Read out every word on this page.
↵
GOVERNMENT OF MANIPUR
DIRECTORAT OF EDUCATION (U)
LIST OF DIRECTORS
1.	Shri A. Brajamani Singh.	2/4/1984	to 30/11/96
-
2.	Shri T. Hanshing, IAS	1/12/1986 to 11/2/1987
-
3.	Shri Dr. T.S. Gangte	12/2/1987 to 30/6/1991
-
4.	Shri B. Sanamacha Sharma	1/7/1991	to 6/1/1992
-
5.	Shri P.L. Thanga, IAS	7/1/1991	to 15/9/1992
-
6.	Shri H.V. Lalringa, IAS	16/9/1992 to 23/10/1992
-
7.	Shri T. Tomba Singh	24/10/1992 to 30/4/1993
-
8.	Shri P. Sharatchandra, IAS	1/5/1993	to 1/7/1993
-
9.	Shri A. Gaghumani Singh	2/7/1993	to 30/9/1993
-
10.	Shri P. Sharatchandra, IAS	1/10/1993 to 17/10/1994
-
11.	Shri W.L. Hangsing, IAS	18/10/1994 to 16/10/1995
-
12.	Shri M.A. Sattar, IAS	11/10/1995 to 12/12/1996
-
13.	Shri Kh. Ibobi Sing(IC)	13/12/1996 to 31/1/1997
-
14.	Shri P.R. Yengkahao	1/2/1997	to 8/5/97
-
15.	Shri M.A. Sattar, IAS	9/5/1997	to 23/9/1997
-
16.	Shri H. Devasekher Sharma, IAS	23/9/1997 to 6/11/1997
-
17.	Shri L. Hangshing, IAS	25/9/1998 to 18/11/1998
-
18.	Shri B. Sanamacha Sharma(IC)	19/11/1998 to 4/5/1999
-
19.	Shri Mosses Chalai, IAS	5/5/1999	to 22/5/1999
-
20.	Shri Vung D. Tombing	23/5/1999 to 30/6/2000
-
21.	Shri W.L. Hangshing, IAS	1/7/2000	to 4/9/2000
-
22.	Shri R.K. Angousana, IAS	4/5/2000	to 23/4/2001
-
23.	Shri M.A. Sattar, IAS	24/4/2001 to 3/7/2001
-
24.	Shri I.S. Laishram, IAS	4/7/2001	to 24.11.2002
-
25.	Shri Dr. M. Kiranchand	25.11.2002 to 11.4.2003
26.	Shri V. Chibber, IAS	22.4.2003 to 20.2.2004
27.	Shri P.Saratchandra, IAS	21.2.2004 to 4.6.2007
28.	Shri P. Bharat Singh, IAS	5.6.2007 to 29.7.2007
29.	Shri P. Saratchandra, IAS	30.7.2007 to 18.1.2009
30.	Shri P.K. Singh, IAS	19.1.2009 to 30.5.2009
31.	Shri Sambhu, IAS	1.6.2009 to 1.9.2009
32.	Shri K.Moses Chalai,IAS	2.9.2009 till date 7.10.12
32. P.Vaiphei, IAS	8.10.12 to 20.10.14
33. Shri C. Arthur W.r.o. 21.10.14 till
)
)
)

------------------------------------------------

*OBJECTIVE*
Repeat the listing in full, keeping every line exactly as it is.

*ANSWER*
Read out every word on this page.
↵
GOVERNMENT OF MANIPUR
DIRECTORAT OF EDUCATION (U)
LIST OF DIRECTORS
1.	Shri A. Brajamani Singh.	2/4/1984	to 30/11/96
-
2.	Shri T. Hanshing, IAS	1/12/1986 to 11/2/1987
-
3.	Shri Dr. T.S. Gangte	12/2/1987 to 30/6/1991
-
4.	Shri B. Sanamacha Sharma	1/7/1991	to 6/1/1992
-
5.	Shri P.L. Thanga, IAS	7/1/1991	to 15/9/1992
-
6.	Shri H.V. Lalringa, IAS	16/9/1992 to 23/10/1992
-
7.	Shri T. Tomba Singh	24/10/1992 to 30/4/1993
-
8.	Shri P. Sharatchandra, IAS	1/5/1993	to 1/7/1993
-
9.	Shri A. Gaghumani Singh	2/7/1993	to 30/9/1993
-
10.	Shri P. Sharatchandra, IAS	1/10/1993 to 17/10/1994
-
11.	Shri W.L. Hangsing, IAS	18/10/1994 to 16/10/1995
-
12.	Shri M.A. Sattar, IAS	11/10/1995 to 12/12/1996
-
13.	Shri Kh. Ibobi Sing(IC)	13/12/1996 to 31/1/1997
-
14.	Shri P.R. Yengkahao	1/2/1997	to 8/5/97
-
15.	Shri M.A. Sattar, IAS	9/5/1997	to 23/9/1997
-
16.	Shri H. Devasekher Sharma, IAS	23/9/1997 to 6/11/1997
-
17.	Shri L. Hangshing, IAS	25/9/1998 to 18/11/1998
-
18.	Shri B. Sanamacha Sharma(IC)	19/11/1998 to 4/5/1999
-
19.	Shri Mosses Chalai, IAS	5/5/1999	to 22/5/1999
-
20.	Shri Vung D. Tombing	23/5/1999 to 30/6/2000
-
21.	Shri W.L. Hangshing, IAS	1/7/2000	to 4/9/2000
-
22.	Shri R.K. Angousana, IAS	4/5/2000	to 23/4/2001
-
23.	Shri M.A. Sattar, IAS	24/4/2001 to 3/7/2001
-
24.	Shri I.S. Laishram, IAS	4/7/2001	to 24.11.2002
-
25.	Shri Dr. M. Kiranchand	25.11.2002 to 11.4.2003
26.	Shri V. Chibber, IAS	22.4.2003 to 20.2.2004
27.	Shri P.Saratchandra, IAS	21.2.2004 to 4.6.2007
28.	Shri P. Bharat Singh, IAS	5.6.2007 to 29.7.2007
29.	Shri P. Saratchandra, IAS	30.7.2007 to 18.1.2009
30.	Shri P.K. Singh, IAS	19.1.2009 to 30.5.2009
31.	Shri Sambhu, IAS	1.6.2009 to 1.9.2009
32.	Shri K.Moses Chalai,IAS	2.9.2009 till date 7.10.12
32. P.Vaiphei, IAS	8.10.12 to 20.10.14
33. Shri C. Arthur W.r.o. 21.10.14 till
)
)
)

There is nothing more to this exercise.